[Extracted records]

━━━━━━

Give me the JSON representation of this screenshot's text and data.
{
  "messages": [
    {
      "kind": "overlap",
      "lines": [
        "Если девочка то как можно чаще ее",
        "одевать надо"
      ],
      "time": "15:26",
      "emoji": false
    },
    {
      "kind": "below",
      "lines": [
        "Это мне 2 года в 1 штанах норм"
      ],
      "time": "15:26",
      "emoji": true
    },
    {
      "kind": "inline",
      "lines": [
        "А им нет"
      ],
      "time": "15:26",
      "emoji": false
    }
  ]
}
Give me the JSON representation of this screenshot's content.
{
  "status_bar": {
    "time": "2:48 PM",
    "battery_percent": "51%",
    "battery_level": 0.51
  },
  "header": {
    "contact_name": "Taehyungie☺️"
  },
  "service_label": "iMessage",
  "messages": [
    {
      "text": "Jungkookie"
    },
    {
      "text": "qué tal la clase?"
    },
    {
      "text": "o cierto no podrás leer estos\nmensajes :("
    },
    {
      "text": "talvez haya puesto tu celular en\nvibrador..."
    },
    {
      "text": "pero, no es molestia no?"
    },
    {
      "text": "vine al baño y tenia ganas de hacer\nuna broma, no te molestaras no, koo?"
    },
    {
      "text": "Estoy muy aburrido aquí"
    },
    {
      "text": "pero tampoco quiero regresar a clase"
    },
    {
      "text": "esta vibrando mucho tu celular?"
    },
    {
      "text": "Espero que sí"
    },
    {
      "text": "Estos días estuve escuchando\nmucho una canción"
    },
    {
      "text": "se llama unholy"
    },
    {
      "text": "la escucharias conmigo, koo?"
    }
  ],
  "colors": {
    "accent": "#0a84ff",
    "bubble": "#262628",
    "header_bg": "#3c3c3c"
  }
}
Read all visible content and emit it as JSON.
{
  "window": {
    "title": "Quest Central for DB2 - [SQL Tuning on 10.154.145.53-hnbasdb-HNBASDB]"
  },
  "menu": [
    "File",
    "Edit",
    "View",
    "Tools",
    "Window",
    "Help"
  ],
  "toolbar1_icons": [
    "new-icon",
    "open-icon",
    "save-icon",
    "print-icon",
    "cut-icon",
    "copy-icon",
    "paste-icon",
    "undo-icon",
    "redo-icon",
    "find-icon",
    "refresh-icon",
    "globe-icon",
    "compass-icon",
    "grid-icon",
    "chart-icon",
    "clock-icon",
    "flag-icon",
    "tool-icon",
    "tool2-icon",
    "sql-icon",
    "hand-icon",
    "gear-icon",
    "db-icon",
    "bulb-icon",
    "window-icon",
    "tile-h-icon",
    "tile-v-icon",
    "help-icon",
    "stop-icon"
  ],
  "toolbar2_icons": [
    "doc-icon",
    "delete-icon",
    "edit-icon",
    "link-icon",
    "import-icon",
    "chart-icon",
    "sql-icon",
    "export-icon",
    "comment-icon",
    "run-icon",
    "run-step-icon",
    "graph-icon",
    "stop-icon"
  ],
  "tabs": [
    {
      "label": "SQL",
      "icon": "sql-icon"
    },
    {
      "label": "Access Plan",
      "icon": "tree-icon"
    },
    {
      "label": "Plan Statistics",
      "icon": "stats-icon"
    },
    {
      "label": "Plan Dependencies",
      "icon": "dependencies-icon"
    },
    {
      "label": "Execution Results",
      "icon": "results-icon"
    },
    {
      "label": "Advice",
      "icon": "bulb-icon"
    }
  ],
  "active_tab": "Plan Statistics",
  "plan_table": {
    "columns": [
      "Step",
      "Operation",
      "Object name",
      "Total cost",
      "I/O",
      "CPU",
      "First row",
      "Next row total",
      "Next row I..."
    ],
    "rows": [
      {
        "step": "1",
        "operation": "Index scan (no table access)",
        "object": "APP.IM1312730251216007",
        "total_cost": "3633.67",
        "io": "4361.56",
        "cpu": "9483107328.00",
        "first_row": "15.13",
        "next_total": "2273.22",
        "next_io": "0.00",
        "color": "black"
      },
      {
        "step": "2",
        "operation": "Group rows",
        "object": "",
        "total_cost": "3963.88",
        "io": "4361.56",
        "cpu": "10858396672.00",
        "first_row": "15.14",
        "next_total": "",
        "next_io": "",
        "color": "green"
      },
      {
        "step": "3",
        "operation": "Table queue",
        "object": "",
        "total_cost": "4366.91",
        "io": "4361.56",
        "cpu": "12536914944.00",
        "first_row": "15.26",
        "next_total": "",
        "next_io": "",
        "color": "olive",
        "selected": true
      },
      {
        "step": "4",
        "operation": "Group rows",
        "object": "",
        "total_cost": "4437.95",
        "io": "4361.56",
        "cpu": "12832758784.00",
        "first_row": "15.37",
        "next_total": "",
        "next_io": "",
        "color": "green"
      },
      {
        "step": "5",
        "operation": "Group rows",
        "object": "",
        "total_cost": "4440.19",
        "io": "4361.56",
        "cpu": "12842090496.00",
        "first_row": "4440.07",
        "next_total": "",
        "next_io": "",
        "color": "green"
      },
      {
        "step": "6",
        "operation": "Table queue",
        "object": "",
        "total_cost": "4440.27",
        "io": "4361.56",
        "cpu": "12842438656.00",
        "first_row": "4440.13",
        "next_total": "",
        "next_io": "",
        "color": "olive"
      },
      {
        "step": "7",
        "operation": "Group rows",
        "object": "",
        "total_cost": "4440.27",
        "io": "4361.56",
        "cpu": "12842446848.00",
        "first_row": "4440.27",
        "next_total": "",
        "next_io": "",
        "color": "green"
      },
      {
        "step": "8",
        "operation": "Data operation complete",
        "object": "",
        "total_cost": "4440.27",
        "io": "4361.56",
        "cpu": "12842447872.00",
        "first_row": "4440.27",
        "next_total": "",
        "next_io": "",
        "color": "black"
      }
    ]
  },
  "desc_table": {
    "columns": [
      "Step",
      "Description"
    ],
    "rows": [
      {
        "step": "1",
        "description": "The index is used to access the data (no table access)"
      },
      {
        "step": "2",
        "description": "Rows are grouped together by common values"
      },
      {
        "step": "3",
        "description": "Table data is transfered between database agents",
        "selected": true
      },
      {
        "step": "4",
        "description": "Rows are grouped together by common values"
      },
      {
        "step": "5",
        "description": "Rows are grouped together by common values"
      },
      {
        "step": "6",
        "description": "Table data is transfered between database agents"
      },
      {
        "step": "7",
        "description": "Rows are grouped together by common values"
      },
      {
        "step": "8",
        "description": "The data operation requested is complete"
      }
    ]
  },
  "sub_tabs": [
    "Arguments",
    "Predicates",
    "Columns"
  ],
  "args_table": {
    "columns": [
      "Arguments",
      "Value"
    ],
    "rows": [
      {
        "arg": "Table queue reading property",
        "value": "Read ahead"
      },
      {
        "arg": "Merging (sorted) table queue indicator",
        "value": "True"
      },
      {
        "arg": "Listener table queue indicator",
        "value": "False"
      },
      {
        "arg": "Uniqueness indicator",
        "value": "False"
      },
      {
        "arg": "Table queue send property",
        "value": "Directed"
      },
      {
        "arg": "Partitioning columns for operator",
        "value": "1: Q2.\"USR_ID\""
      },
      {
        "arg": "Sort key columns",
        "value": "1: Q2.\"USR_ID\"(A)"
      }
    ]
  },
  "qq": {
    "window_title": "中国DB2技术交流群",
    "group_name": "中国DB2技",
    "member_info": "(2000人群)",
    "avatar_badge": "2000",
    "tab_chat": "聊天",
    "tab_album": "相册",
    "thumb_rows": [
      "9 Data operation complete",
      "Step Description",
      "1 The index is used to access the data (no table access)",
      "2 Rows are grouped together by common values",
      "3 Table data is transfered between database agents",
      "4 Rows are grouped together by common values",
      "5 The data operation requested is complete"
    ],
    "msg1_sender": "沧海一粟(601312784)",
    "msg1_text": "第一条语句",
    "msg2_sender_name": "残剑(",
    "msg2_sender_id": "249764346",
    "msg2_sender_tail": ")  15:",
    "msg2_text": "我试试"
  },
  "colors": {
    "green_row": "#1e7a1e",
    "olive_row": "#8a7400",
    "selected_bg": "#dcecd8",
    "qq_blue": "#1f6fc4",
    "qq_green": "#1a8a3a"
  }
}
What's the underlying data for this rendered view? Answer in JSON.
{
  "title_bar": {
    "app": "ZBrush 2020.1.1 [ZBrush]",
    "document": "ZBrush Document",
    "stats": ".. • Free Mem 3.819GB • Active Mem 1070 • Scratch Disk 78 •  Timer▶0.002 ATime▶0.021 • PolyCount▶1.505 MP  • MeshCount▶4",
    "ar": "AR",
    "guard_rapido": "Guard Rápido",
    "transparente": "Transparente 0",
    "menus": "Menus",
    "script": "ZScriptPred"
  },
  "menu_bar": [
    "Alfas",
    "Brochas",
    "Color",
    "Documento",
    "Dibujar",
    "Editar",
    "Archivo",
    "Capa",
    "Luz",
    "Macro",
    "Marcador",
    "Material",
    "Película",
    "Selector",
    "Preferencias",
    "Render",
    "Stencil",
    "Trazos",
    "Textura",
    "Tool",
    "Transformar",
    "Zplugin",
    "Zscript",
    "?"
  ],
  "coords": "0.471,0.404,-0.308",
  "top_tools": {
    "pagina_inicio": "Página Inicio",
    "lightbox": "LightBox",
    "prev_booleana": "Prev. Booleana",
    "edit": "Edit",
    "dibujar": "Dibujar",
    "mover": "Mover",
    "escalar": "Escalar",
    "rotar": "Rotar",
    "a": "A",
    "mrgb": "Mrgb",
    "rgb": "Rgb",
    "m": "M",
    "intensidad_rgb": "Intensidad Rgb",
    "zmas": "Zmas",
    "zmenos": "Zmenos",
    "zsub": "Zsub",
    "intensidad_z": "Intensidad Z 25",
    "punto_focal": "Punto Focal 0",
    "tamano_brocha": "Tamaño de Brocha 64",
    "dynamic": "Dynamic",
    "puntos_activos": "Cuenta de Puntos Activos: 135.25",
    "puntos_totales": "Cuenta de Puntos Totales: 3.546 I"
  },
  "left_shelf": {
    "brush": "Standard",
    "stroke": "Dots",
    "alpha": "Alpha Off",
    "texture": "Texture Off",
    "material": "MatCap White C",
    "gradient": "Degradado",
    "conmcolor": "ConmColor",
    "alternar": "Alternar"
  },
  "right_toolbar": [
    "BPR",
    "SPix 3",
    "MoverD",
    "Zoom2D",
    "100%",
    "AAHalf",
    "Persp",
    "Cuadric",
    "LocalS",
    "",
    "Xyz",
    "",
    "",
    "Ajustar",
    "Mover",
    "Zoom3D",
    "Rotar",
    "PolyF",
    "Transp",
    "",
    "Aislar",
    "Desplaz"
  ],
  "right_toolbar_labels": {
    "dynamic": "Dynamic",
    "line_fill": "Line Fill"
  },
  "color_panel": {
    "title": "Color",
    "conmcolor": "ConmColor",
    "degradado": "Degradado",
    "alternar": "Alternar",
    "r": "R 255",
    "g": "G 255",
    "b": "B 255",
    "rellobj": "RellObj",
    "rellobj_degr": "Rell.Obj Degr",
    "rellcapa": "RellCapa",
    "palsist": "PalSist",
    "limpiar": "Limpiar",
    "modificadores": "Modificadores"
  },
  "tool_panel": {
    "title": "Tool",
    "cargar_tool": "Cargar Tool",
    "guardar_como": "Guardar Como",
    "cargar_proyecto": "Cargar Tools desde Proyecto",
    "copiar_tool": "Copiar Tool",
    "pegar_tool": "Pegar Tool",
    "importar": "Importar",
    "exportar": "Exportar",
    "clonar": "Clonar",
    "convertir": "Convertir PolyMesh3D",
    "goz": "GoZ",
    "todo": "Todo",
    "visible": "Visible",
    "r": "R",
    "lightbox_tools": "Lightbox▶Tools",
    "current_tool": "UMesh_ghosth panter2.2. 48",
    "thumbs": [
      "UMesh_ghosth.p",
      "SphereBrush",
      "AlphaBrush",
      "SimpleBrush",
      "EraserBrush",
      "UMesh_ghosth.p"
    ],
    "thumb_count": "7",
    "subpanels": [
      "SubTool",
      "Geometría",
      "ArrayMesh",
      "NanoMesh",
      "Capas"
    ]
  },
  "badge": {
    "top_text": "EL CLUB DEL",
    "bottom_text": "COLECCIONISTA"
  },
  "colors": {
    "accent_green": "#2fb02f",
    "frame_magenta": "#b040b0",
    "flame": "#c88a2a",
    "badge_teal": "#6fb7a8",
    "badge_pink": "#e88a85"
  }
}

━━━━━━

Instruction:
Filter out all lines lacking the word "Give" and copy the rest.

Full response:
Give me the JSON representation of this screenshot's text and data.
Give me the JSON representation of this screenshot's content.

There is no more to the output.